INSTRUCTIONS TO FOLLOW → Copy all lines that contain the word "JSON".

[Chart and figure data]
....

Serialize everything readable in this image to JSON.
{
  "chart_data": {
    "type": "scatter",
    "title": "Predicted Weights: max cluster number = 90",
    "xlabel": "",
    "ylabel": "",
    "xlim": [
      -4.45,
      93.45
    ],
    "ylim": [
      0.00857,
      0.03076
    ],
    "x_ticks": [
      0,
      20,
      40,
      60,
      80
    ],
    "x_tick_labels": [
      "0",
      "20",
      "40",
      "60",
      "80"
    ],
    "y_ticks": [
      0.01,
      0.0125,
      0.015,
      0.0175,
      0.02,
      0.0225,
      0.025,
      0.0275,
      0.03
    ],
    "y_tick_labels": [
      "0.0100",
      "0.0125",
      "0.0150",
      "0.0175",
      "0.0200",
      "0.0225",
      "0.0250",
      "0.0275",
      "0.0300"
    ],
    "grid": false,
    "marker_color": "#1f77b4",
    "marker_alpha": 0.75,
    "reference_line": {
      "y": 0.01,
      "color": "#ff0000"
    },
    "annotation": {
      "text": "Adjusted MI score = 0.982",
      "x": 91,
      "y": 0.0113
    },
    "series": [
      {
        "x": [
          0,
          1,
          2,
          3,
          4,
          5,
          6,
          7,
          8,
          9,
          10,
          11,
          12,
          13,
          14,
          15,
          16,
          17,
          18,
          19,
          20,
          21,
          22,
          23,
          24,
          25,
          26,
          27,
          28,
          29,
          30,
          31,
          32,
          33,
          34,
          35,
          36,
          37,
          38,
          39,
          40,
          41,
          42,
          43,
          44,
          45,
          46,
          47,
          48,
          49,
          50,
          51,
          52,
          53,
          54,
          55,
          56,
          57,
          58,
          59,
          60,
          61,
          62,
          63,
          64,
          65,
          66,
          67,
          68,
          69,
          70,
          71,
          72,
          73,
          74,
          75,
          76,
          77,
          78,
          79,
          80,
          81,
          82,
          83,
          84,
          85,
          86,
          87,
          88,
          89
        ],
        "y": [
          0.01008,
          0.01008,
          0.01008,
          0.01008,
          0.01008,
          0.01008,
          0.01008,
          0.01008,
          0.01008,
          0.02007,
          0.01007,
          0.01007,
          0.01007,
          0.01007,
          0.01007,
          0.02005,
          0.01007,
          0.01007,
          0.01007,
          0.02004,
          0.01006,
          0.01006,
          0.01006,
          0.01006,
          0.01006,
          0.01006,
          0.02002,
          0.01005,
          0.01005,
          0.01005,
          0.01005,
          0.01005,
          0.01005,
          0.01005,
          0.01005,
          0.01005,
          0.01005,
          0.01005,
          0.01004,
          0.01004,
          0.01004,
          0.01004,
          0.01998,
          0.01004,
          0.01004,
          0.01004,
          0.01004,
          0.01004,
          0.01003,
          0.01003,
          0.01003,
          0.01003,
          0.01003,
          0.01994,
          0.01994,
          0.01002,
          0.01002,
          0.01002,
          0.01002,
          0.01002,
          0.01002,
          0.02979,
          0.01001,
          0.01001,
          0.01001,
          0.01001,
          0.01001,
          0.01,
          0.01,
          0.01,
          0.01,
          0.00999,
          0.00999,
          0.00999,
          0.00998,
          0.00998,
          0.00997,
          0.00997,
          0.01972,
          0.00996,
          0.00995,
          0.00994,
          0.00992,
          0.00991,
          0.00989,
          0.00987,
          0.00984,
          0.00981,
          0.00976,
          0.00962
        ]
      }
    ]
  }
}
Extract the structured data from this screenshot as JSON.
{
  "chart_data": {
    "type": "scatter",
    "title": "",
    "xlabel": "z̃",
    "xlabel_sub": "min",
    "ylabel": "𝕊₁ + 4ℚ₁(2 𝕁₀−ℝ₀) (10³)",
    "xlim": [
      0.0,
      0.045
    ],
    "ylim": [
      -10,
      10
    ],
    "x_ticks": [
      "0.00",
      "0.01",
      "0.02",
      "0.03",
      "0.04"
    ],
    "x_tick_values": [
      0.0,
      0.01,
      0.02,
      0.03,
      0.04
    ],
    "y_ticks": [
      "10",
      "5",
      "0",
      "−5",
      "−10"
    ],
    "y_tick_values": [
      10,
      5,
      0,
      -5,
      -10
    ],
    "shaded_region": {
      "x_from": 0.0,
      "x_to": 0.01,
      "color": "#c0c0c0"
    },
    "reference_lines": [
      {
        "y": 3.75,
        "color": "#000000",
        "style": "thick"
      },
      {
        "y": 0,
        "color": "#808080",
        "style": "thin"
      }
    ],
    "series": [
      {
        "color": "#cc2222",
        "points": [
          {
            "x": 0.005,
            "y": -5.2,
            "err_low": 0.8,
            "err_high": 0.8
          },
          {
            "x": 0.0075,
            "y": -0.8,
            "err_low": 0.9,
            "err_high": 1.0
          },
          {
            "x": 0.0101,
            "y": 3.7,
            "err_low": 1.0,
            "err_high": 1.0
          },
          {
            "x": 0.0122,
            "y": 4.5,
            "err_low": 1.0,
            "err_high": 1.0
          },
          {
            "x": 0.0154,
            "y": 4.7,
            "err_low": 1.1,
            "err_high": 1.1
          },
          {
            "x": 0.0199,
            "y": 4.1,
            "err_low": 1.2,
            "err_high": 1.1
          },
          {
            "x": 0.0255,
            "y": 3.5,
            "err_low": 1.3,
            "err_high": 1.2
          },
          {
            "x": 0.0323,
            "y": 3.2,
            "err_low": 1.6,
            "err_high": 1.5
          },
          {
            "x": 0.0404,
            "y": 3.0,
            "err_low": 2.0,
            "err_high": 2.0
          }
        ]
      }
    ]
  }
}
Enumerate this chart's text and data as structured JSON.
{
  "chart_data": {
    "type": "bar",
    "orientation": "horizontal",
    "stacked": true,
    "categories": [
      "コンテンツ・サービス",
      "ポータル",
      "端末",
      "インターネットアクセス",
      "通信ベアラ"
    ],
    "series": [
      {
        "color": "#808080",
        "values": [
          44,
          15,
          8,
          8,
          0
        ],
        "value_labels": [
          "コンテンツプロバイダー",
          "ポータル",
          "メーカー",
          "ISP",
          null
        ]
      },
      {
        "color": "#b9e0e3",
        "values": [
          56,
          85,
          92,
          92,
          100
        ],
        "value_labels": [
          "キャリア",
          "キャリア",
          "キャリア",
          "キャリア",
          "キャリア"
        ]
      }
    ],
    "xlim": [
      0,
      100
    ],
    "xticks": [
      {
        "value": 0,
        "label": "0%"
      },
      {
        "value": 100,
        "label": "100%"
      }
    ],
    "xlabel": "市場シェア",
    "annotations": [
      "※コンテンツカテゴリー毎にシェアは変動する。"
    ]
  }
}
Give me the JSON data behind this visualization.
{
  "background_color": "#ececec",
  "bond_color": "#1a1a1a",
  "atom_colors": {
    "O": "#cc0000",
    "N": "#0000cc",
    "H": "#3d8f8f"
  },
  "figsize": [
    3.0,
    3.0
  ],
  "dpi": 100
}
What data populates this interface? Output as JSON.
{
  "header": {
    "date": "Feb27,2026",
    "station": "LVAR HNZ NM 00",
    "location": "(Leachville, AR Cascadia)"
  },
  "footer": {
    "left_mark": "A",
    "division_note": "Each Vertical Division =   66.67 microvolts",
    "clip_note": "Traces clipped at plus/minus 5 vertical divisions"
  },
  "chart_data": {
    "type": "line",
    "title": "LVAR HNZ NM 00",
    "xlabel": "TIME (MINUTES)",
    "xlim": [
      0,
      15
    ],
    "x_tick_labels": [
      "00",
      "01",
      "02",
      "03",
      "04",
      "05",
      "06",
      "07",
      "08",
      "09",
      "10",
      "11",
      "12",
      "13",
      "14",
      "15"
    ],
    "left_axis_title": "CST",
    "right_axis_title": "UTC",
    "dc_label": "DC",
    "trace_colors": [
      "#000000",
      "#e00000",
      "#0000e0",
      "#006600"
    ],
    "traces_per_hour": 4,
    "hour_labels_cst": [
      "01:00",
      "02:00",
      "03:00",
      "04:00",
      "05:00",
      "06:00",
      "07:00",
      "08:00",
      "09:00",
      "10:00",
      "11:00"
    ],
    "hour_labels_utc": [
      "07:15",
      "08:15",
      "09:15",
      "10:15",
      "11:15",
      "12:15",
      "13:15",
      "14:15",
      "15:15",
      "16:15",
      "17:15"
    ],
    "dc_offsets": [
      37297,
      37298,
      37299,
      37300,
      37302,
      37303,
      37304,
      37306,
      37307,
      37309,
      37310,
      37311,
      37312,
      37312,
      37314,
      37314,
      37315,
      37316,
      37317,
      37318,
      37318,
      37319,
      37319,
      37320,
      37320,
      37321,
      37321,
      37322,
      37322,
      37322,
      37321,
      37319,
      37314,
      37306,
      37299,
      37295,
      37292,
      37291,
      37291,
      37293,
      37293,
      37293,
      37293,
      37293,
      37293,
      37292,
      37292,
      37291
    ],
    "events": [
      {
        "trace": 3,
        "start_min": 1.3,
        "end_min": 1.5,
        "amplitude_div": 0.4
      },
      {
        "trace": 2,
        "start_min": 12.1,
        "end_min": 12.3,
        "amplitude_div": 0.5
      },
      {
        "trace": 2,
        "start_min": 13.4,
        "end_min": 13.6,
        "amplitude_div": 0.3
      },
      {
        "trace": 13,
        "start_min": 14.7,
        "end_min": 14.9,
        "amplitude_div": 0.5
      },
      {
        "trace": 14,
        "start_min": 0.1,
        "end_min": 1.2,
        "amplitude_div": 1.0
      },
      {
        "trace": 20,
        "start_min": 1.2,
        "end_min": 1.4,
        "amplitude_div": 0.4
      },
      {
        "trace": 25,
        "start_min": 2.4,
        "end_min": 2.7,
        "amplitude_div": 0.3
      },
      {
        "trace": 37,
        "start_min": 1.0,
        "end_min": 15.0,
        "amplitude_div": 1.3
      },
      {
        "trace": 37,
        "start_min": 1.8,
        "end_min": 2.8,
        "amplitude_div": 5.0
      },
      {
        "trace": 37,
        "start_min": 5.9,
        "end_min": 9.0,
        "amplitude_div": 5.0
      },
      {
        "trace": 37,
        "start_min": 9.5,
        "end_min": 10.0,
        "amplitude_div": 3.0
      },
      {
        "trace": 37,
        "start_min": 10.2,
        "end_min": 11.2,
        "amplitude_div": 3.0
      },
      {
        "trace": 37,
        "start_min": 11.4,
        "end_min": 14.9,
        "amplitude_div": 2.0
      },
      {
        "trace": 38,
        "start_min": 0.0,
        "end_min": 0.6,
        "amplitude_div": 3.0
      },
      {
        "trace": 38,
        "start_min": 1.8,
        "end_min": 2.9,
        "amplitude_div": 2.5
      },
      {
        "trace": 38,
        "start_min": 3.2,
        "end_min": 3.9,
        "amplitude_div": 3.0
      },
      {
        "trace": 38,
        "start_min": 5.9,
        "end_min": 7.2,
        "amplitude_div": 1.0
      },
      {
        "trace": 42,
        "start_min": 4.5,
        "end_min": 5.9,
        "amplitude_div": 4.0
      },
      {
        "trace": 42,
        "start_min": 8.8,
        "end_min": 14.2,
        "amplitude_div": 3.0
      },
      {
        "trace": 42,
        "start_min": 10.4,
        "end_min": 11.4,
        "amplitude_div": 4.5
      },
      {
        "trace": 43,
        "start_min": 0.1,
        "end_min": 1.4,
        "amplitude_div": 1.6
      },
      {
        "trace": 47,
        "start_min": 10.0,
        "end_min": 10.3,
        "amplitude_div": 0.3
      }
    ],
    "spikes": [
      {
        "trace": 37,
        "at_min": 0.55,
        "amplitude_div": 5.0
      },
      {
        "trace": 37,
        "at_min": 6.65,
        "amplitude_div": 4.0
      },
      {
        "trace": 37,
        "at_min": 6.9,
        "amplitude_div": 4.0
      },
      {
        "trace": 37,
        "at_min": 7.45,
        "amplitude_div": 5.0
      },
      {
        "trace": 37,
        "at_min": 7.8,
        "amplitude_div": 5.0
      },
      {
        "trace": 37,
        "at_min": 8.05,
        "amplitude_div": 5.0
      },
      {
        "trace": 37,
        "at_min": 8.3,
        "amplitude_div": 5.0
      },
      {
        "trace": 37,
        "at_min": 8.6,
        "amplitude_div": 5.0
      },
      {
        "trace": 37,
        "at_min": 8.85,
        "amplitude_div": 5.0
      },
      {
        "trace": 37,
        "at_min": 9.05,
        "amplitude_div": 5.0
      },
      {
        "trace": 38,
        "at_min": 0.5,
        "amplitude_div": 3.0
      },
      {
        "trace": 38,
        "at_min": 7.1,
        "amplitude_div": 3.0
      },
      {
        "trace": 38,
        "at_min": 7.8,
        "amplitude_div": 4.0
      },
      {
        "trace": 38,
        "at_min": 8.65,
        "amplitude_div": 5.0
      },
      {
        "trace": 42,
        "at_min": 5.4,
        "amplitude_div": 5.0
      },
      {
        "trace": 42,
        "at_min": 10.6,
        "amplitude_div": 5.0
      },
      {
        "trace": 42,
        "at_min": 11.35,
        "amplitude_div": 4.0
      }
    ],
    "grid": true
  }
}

....

THE COMPLETED TASK →
Serialize everything readable in this image to JSON.
Extract the structured data from this screenshot as JSON.
Enumerate this chart's text and data as structured JSON.
Give me the JSON data behind this visualization.
What data populates this interface? Output as JSON.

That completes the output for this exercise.